Saved entries
============

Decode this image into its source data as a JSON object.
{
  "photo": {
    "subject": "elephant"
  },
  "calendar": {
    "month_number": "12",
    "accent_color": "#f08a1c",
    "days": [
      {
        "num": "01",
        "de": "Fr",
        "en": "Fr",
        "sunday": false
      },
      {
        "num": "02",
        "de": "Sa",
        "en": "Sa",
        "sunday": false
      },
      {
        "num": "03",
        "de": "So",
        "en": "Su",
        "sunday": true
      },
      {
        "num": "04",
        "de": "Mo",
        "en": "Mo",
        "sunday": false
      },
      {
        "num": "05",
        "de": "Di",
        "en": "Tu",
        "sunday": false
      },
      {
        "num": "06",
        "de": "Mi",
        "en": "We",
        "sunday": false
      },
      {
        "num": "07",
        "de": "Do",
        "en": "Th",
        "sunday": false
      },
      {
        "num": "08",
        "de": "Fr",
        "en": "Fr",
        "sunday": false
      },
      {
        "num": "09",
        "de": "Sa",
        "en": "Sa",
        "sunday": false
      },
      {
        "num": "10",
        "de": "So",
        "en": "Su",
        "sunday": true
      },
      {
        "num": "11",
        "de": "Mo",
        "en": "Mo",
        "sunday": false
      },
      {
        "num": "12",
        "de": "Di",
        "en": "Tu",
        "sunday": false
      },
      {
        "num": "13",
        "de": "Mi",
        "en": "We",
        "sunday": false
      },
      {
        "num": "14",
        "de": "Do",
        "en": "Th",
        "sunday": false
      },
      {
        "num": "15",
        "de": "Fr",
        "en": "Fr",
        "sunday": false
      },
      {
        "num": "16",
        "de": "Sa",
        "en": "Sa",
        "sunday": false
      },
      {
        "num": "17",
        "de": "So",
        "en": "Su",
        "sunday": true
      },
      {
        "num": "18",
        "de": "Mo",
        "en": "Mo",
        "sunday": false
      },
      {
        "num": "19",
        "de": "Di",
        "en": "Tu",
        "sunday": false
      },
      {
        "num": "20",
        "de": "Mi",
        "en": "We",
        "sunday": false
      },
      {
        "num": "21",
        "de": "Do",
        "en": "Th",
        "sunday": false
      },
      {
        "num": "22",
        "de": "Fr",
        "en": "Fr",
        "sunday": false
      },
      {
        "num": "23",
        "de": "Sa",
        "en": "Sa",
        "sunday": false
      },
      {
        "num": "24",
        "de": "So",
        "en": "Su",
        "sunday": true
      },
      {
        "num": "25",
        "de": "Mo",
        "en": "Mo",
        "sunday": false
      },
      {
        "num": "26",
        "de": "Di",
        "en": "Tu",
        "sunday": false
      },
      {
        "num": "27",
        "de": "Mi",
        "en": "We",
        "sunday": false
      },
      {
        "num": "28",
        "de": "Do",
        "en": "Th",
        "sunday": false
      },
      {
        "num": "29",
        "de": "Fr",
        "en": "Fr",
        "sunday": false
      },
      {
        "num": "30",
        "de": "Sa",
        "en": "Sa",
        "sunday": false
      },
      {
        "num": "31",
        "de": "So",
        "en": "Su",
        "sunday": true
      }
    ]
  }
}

============

THE EXERCISE
Reproduce the material in full, with no word added or dropped.

RESPONSE TO THE TASK
Decode this image into its source data as a JSON object.
{
  "photo": {
    "subject": "elephant"
  },
  "calendar": {
    "month_number": "12",
    "accent_color": "#f08a1c",
    "days": [
      {
        "num": "01",
        "de": "Fr",
        "en": "Fr",
        "sunday": false
      },
      {
        "num": "02",
        "de": "Sa",
        "en": "Sa",
        "sunday": false
      },
      {
        "num": "03",
        "de": "So",
        "en": "Su",
        "sunday": true
      },
      {
        "num": "04",
        "de": "Mo",
        "en": "Mo",
        "sunday": false
      },
      {
        "num": "05",
        "de": "Di",
        "en": "Tu",
        "sunday": false
      },
      {
        "num": "06",
        "de": "Mi",
        "en": "We",
        "sunday": false
      },
      {
        "num": "07",
        "de": "Do",
        "en": "Th",
        "sunday": false
      },
      {
        "num": "08",
        "de": "Fr",
        "en": "Fr",
        "sunday": false
      },
      {
        "num": "09",
        "de": "Sa",
        "en": "Sa",
        "sunday": false
      },
      {
        "num": "10",
        "de": "So",
        "en": "Su",
        "sunday": true
      },
      {
        "num": "11",
        "de": "Mo",
        "en": "Mo",
        "sunday": false
      },
      {
        "num": "12",
        "de": "Di",
        "en": "Tu",
        "sunday": false
      },
      {
        "num": "13",
        "de": "Mi",
        "en": "We",
        "sunday": false
      },
      {
        "num": "14",
        "de": "Do",
        "en": "Th",
        "sunday": false
      },
      {
        "num": "15",
        "de": "Fr",
        "en": "Fr",
        "sunday": false
      },
      {
        "num": "16",
        "de": "Sa",
        "en": "Sa",
        "sunday": false
      },
      {
        "num": "17",
        "de": "So",
        "en": "Su",
        "sunday": true
      },
      {
        "num": "18",
        "de": "Mo",
        "en": "Mo",
        "sunday": false
      },
      {
        "num": "19",
        "de": "Di",
        "en": "Tu",
        "sunday": false
      },
      {
        "num": "20",
        "de": "Mi",
        "en": "We",
        "sunday": false
      },
      {
        "num": "21",
        "de": "Do",
        "en": "Th",
        "sunday": false
      },
      {
        "num": "22",
        "de": "Fr",
        "en": "Fr",
        "sunday": false
      },
      {
        "num": "23",
        "de": "Sa",
        "en": "Sa",
        "sunday": false
      },
      {
        "num": "24",
        "de": "So",
        "en": "Su",
        "sunday": true
      },
      {
        "num": "25",
        "de": "Mo",
        "en": "Mo",
        "sunday": false
      },
      {
        "num": "26",
        "de": "Di",
        "en": "Tu",
        "sunday": false
      },
      {
        "num": "27",
        "de": "Mi",
        "en": "We",
        "sunday": false
      },
      {
        "num": "28",
        "de": "Do",
        "en": "Th",
        "sunday": false
      },
      {
        "num": "29",
        "de": "Fr",
        "en": "Fr",
        "sunday": false
      },
      {
        "num": "30",
        "de": "Sa",
        "en": "Sa",
        "sunday": false
      },
      {
        "num": "31",
        "de": "So",
        "en": "Su",
        "sunday": true
      }
    ]
  }
}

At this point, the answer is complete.